> [Set problem]:
Revise the passage of the cocktail text starting at "lemon peel twist" and ending at "drop it in.", replacing "lemon" with "orange" throughout.
== Text extract ==
The taste is distinctive but tricky (and I’m terrible at describing tastes at the best of times). It’s easier to say what it’s not. It doesn’t really taste like cherries. It’s completely different from cherry liqueur and is actually clear in colour. It’s not terribly sweet. There’s sweetness, but it’s a sharp sweetness (very sharp – that was the thing that leapt out at me) not a sticky sweetness. It’s definitely got some bitter (I think this is the almond taste) and it’s definitely complex.

Some weeks ago, I wrote about the basic old-style cocktail and the ‘fancy’ cocktail. There is a third in the series of ‘genuine’ 19th century ‘cocktails’ (in the sense of spirits, sugar, bitters, and water) – the Improved Cocktail. It’s the basic, with dashes of Absinthe and Maraschino thrown in.

The Improved Cocktail

2 oz spirits

2 dashes bitters

1 tsp simple syrup

1/2 tsp Maraschino Liqueur

1/8 tsp Absinthe

lemon peel twist

Stir with ice in a cocktail shaker or mixing glass. Strain into a chilled cocktail glass. Rub the rim with lemon twist and drop it in.
===
== Data extract ==
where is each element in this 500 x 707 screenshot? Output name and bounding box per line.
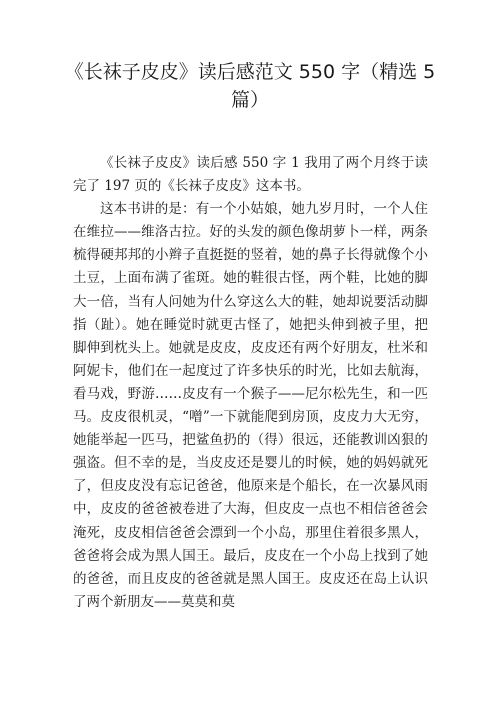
===
== Data extract ==
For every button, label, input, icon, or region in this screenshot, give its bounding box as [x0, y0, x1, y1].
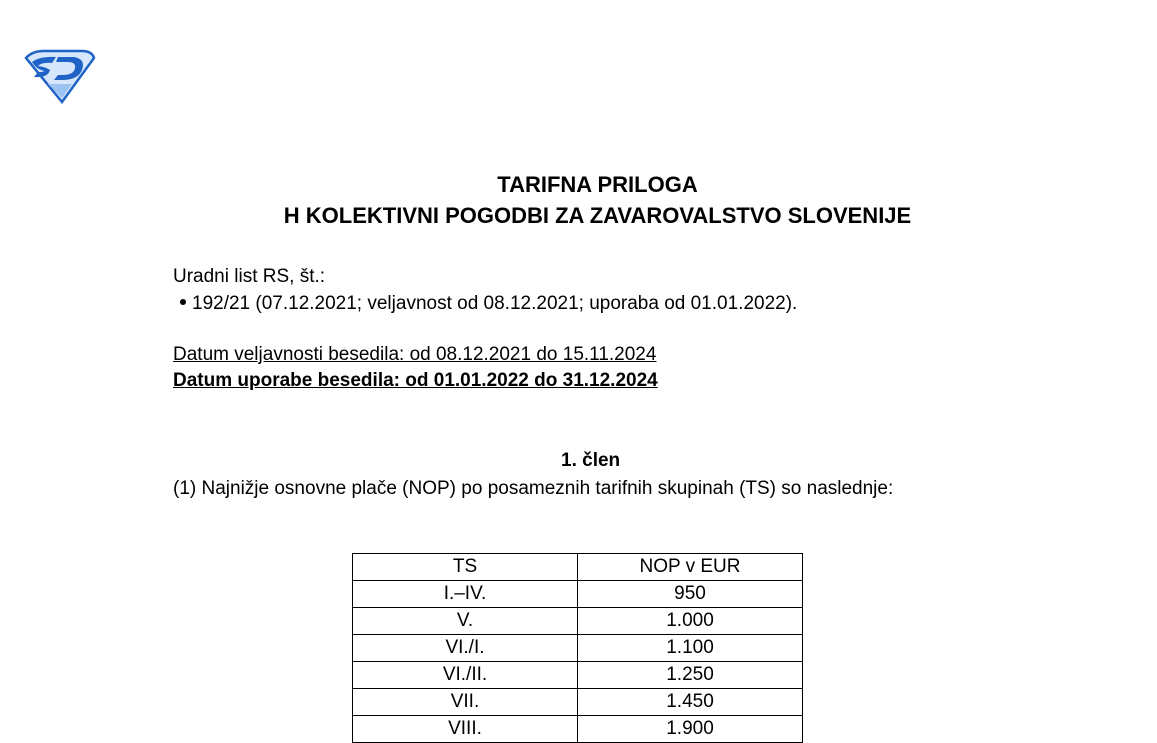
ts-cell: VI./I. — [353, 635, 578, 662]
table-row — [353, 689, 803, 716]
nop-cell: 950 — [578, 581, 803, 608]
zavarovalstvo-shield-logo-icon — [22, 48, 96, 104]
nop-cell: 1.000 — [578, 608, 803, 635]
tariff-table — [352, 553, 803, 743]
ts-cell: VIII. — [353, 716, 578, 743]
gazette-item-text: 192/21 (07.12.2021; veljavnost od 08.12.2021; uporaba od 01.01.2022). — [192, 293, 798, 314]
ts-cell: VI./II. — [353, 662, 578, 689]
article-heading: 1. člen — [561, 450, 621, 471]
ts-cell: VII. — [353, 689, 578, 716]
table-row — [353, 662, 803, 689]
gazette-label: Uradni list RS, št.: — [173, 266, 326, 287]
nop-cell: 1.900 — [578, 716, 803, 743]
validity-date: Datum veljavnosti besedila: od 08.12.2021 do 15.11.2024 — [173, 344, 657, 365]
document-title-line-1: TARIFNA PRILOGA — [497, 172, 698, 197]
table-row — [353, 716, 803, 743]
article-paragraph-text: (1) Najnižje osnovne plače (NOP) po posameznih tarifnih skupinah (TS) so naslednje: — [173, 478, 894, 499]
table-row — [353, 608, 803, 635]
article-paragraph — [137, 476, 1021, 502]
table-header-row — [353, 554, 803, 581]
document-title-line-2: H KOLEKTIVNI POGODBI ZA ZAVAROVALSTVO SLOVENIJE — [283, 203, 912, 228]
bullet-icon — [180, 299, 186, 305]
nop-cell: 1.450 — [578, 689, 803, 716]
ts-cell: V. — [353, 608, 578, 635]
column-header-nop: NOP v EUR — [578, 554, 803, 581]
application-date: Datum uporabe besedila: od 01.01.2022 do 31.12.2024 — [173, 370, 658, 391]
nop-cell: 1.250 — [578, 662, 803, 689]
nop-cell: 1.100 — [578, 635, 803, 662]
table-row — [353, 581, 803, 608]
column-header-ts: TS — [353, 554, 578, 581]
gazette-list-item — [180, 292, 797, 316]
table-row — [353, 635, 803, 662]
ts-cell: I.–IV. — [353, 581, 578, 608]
===
> [Response]:
orange peel twist

Stir with ice in a cocktail shaker or mixing glass. Strain into a chilled cocktail glass. Rub the rim with orange twist and drop it in.